(Stored data entries)
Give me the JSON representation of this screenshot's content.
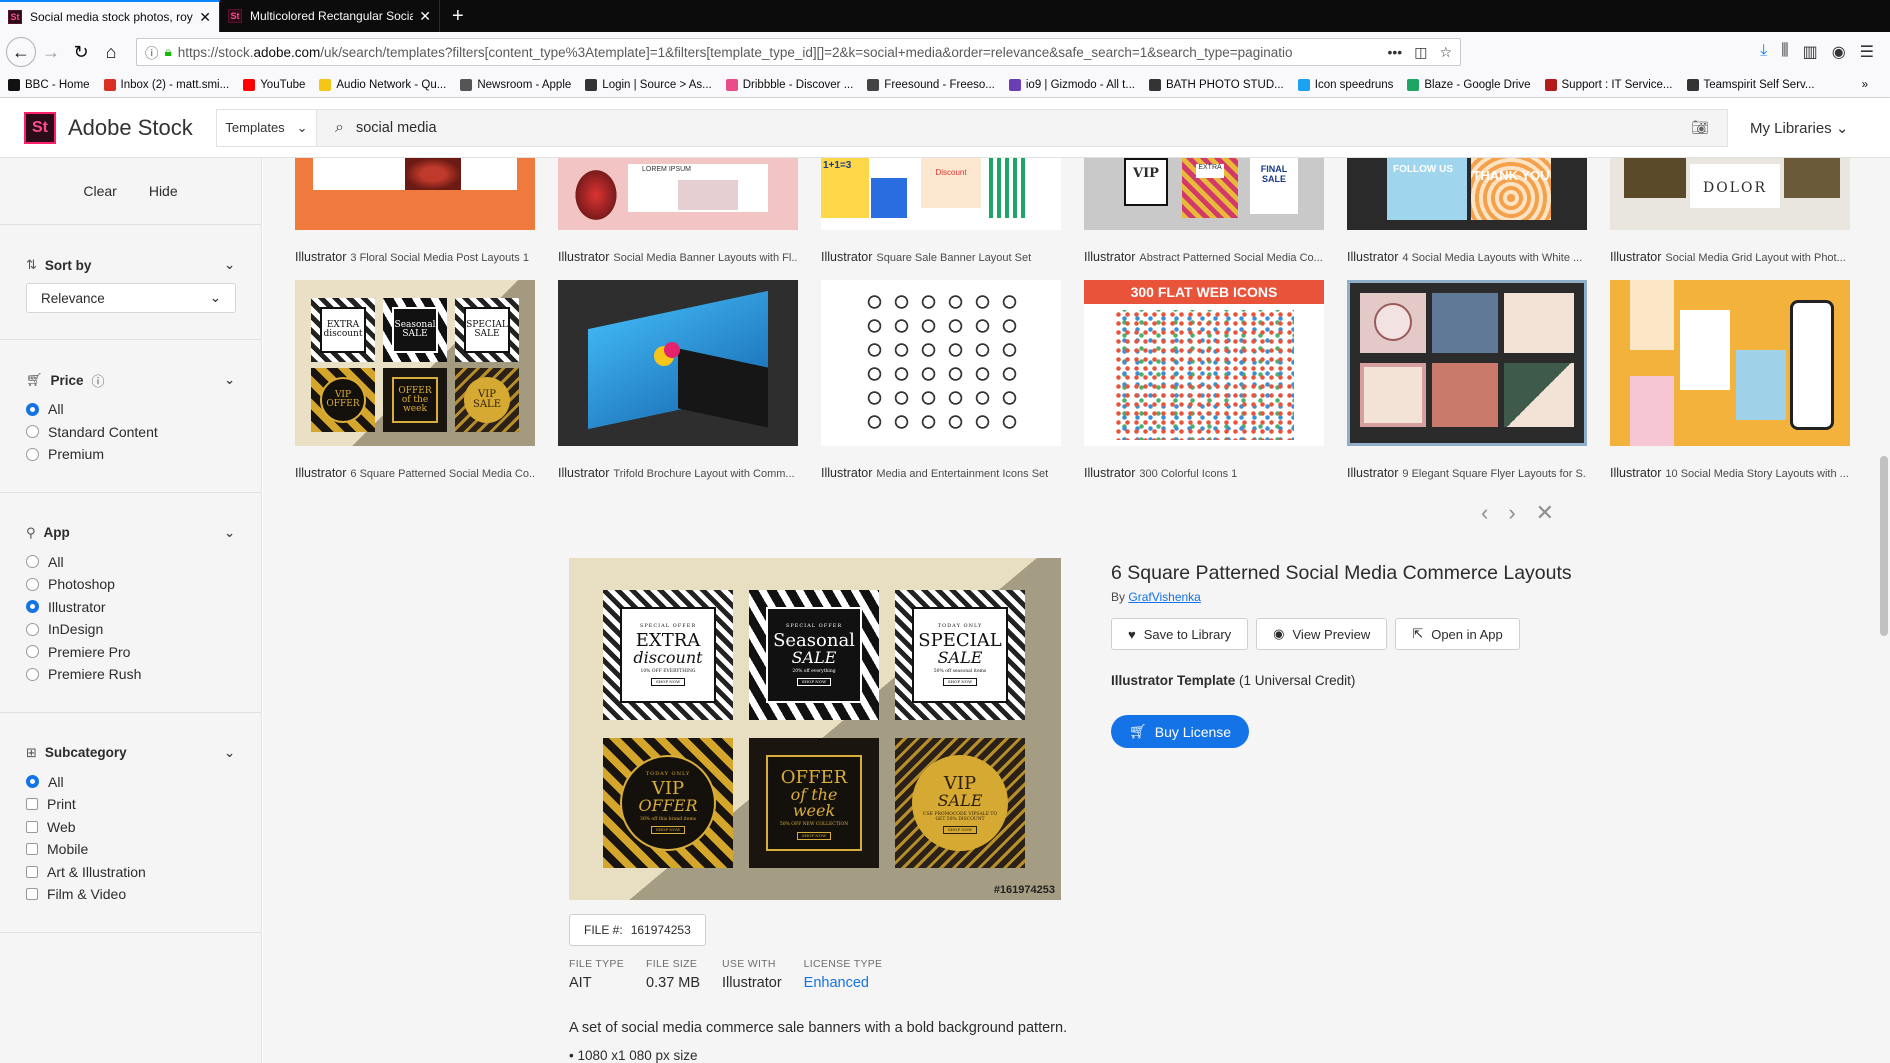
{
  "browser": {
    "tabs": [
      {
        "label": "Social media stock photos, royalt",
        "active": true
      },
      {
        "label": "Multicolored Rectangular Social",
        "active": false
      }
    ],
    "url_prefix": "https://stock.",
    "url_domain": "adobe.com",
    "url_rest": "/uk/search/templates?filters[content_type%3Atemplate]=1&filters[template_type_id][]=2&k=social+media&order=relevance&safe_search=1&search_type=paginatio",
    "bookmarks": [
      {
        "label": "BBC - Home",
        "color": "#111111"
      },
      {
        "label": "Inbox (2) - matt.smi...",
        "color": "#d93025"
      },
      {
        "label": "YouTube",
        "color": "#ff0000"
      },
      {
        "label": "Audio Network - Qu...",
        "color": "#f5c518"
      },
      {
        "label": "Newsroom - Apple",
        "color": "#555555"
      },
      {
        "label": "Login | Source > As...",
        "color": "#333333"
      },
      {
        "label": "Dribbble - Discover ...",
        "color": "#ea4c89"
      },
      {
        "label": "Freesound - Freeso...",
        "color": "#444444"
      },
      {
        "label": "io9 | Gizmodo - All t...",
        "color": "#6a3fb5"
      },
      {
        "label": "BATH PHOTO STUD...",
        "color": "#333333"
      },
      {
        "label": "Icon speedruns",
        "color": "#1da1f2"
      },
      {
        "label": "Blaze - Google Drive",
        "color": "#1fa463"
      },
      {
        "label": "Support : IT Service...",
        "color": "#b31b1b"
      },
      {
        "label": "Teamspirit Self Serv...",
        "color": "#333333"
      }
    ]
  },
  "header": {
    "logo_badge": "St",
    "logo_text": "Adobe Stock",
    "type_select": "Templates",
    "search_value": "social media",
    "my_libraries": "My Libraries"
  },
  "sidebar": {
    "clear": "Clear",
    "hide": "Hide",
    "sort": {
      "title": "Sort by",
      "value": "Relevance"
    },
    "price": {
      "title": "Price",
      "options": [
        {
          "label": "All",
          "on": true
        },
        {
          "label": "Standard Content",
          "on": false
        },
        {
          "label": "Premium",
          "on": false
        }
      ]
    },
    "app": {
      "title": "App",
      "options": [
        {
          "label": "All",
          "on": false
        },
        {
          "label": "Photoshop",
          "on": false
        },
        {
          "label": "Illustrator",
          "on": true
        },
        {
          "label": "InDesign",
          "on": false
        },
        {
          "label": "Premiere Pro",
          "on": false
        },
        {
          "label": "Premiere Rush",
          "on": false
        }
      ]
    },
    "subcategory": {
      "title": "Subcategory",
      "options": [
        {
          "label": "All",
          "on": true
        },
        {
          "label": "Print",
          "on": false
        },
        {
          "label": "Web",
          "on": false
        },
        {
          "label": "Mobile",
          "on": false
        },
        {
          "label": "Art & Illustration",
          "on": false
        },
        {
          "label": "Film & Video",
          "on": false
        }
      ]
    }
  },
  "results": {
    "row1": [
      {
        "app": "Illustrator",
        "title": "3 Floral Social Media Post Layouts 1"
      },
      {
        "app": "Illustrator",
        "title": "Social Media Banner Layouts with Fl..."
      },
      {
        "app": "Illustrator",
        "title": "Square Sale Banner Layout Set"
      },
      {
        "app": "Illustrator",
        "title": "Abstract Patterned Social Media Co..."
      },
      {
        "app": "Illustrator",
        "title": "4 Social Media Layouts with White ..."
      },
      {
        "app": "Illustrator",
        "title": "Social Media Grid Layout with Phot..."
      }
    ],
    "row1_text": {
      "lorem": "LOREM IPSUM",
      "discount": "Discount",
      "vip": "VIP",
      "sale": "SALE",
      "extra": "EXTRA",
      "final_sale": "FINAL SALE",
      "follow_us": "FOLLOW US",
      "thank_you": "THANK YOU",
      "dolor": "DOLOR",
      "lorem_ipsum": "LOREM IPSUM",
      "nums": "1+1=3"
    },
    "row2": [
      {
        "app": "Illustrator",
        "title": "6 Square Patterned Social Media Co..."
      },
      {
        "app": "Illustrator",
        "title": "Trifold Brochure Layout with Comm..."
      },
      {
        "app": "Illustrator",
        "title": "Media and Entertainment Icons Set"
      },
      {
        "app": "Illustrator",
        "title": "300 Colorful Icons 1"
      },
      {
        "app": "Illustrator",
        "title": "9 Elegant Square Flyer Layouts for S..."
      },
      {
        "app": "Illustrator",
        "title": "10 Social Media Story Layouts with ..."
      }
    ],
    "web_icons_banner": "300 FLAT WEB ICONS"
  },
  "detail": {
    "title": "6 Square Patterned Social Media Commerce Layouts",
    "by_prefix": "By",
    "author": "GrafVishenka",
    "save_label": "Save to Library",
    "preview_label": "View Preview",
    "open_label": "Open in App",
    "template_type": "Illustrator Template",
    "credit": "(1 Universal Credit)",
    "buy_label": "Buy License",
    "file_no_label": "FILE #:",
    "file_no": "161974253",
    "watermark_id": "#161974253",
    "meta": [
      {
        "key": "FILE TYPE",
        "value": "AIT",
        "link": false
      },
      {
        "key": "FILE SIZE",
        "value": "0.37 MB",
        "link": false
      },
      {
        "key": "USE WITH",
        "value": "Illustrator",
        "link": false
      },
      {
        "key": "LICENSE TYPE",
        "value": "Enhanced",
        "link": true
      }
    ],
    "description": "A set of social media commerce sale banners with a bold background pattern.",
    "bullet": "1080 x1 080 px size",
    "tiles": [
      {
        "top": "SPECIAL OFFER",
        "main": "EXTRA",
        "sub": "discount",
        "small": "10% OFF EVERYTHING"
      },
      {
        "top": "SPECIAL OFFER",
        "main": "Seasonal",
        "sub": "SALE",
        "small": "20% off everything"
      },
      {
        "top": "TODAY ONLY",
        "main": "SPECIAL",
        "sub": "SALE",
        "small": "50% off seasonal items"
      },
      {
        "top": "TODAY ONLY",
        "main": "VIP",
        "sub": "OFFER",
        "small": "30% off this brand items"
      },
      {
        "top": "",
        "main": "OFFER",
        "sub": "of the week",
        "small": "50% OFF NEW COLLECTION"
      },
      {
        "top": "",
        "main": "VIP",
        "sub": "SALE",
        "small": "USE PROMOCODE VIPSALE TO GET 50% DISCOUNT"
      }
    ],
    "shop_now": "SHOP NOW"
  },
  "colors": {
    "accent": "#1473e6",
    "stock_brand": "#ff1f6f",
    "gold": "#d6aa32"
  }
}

**WHAT IS EXPECTED:**
Repeat all the data as it stands, dropping any images it holds.

**SOLUTION FOR THIS PROBLEM:**
Give me the JSON representation of this screenshot's content.
{
  "browser": {
    "tabs": [
      {
        "label": "Social media stock photos, royalt",
        "active": true
      },
      {
        "label": "Multicolored Rectangular Social",
        "active": false
      }
    ],
    "url_prefix": "https://stock.",
    "url_domain": "adobe.com",
    "url_rest": "/uk/search/templates?filters[content_type%3Atemplate]=1&filters[template_type_id][]=2&k=social+media&order=relevance&safe_search=1&search_type=paginatio",
    "bookmarks": [
      {
        "label": "BBC - Home",
        "color": "#111111"
      },
      {
        "label": "Inbox (2) - matt.smi...",
        "color": "#d93025"
      },
      {
        "label": "YouTube",
        "color": "#ff0000"
      },
      {
        "label": "Audio Network - Qu...",
        "color": "#f5c518"
      },
      {
        "label": "Newsroom - Apple",
        "color": "#555555"
      },
      {
        "label": "Login | Source > As...",
        "color": "#333333"
      },
      {
        "label": "Dribbble - Discover ...",
        "color": "#ea4c89"
      },
      {
        "label": "Freesound - Freeso...",
        "color": "#444444"
      },
      {
        "label": "io9 | Gizmodo - All t...",
        "color": "#6a3fb5"
      },
      {
        "label": "BATH PHOTO STUD...",
        "color": "#333333"
      },
      {
        "label": "Icon speedruns",
        "color": "#1da1f2"
      },
      {
        "label": "Blaze - Google Drive",
        "color": "#1fa463"
      },
      {
        "label": "Support : IT Service...",
        "color": "#b31b1b"
      },
      {
        "label": "Teamspirit Self Serv...",
        "color": "#333333"
      }
    ]
  },
  "header": {
    "logo_badge": "St",
    "logo_text": "Adobe Stock",
    "type_select": "Templates",
    "search_value": "social media",
    "my_libraries": "My Libraries"
  },
  "sidebar": {
    "clear": "Clear",
    "hide": "Hide",
    "sort": {
      "title": "Sort by",
      "value": "Relevance"
    },
    "price": {
      "title": "Price",
      "options": [
        {
          "label": "All",
          "on": true
        },
        {
          "label": "Standard Content",
          "on": false
        },
        {
          "label": "Premium",
          "on": false
        }
      ]
    },
    "app": {
      "title": "App",
      "options": [
        {
          "label": "All",
          "on": false
        },
        {
          "label": "Photoshop",
          "on": false
        },
        {
          "label": "Illustrator",
          "on": true
        },
        {
          "label": "InDesign",
          "on": false
        },
        {
          "label": "Premiere Pro",
          "on": false
        },
        {
          "label": "Premiere Rush",
          "on": false
        }
      ]
    },
    "subcategory": {
      "title": "Subcategory",
      "options": [
        {
          "label": "All",
          "on": true
        },
        {
          "label": "Print",
          "on": false
        },
        {
          "label": "Web",
          "on": false
        },
        {
          "label": "Mobile",
          "on": false
        },
        {
          "label": "Art & Illustration",
          "on": false
        },
        {
          "label": "Film & Video",
          "on": false
        }
      ]
    }
  },
  "results": {
    "row1": [
      {
        "app": "Illustrator",
        "title": "3 Floral Social Media Post Layouts 1"
      },
      {
        "app": "Illustrator",
        "title": "Social Media Banner Layouts with Fl..."
      },
      {
        "app": "Illustrator",
        "title": "Square Sale Banner Layout Set"
      },
      {
        "app": "Illustrator",
        "title": "Abstract Patterned Social Media Co..."
      },
      {
        "app": "Illustrator",
        "title": "4 Social Media Layouts with White ..."
      },
      {
        "app": "Illustrator",
        "title": "Social Media Grid Layout with Phot..."
      }
    ],
    "row1_text": {
      "lorem": "LOREM IPSUM",
      "discount": "Discount",
      "vip": "VIP",
      "sale": "SALE",
      "extra": "EXTRA",
      "final_sale": "FINAL SALE",
      "follow_us": "FOLLOW US",
      "thank_you": "THANK YOU",
      "dolor": "DOLOR",
      "lorem_ipsum": "LOREM IPSUM",
      "nums": "1+1=3"
    },
    "row2": [
      {
        "app": "Illustrator",
        "title": "6 Square Patterned Social Media Co..."
      },
      {
        "app": "Illustrator",
        "title": "Trifold Brochure Layout with Comm..."
      },
      {
        "app": "Illustrator",
        "title": "Media and Entertainment Icons Set"
      },
      {
        "app": "Illustrator",
        "title": "300 Colorful Icons 1"
      },
      {
        "app": "Illustrator",
        "title": "9 Elegant Square Flyer Layouts for S..."
      },
      {
        "app": "Illustrator",
        "title": "10 Social Media Story Layouts with ..."
      }
    ],
    "web_icons_banner": "300 FLAT WEB ICONS"
  },
  "detail": {
    "title": "6 Square Patterned Social Media Commerce Layouts",
    "by_prefix": "By",
    "author": "GrafVishenka",
    "save_label": "Save to Library",
    "preview_label": "View Preview",
    "open_label": "Open in App",
    "template_type": "Illustrator Template",
    "credit": "(1 Universal Credit)",
    "buy_label": "Buy License",
    "file_no_label": "FILE #:",
    "file_no": "161974253",
    "watermark_id": "#161974253",
    "meta": [
      {
        "key": "FILE TYPE",
        "value": "AIT",
        "link": false
      },
      {
        "key": "FILE SIZE",
        "value": "0.37 MB",
        "link": false
      },
      {
        "key": "USE WITH",
        "value": "Illustrator",
        "link": false
      },
      {
        "key": "LICENSE TYPE",
        "value": "Enhanced",
        "link": true
      }
    ],
    "description": "A set of social media commerce sale banners with a bold background pattern.",
    "bullet": "1080 x1 080 px size",
    "tiles": [
      {
        "top": "SPECIAL OFFER",
        "main": "EXTRA",
        "sub": "discount",
        "small": "10% OFF EVERYTHING"
      },
      {
        "top": "SPECIAL OFFER",
        "main": "Seasonal",
        "sub": "SALE",
        "small": "20% off everything"
      },
      {
        "top": "TODAY ONLY",
        "main": "SPECIAL",
        "sub": "SALE",
        "small": "50% off seasonal items"
      },
      {
        "top": "TODAY ONLY",
        "main": "VIP",
        "sub": "OFFER",
        "small": "30% off this brand items"
      },
      {
        "top": "",
        "main": "OFFER",
        "sub": "of the week",
        "small": "50% OFF NEW COLLECTION"
      },
      {
        "top": "",
        "main": "VIP",
        "sub": "SALE",
        "small": "USE PROMOCODE VIPSALE TO GET 50% DISCOUNT"
      }
    ],
    "shop_now": "SHOP NOW"
  },
  "colors": {
    "accent": "#1473e6",
    "stock_brand": "#ff1f6f",
    "gold": "#d6aa32"
  }
}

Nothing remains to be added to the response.